**GIVEN EXERCISE:**
Which lines run from the one containing "What does this" to the end of the entries? Quote them exactly, and nothing else.

**SUPPLIED RECORDS:**
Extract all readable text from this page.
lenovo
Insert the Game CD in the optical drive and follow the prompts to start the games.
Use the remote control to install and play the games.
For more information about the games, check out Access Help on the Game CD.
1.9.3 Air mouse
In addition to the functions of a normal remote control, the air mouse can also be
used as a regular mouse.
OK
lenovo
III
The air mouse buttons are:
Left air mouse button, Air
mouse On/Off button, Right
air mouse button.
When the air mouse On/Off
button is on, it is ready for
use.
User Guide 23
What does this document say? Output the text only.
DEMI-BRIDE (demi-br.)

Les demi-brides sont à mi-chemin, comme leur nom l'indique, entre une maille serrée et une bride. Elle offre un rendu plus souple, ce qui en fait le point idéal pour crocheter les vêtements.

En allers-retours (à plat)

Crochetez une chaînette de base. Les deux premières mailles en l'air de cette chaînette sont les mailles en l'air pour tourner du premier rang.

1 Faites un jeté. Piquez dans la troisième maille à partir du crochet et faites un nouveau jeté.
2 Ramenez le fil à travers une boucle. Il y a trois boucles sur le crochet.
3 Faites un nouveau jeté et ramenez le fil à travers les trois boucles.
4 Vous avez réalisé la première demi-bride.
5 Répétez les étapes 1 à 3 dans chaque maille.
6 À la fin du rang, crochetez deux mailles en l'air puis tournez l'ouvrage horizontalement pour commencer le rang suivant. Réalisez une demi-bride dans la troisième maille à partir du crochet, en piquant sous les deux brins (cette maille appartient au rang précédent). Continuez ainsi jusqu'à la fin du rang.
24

**SOLUTION:**
What does this document say? Output the text only.
DEMI-BRIDE (demi-br.)

Les demi-brides sont à mi-chemin, comme leur nom l'indique, entre une maille serrée et une bride. Elle offre un rendu plus souple, ce qui en fait le point idéal pour crocheter les vêtements.

En allers-retours (à plat)

Crochetez une chaînette de base. Les deux premières mailles en l'air de cette chaînette sont les mailles en l'air pour tourner du premier rang.

1 Faites un jeté. Piquez dans la troisième maille à partir du crochet et faites un nouveau jeté.
2 Ramenez le fil à travers une boucle. Il y a trois boucles sur le crochet.
3 Faites un nouveau jeté et ramenez le fil à travers les trois boucles.
4 Vous avez réalisé la première demi-bride.
5 Répétez les étapes 1 à 3 dans chaque maille.
6 À la fin du rang, crochetez deux mailles en l'air puis tournez l'ouvrage horizontalement pour commencer le rang suivant. Réalisez une demi-bride dans la troisième maille à partir du crochet, en piquant sous les deux brins (cette maille appartient au rang précédent). Continuez ainsi jusqu'à la fin du rang.
24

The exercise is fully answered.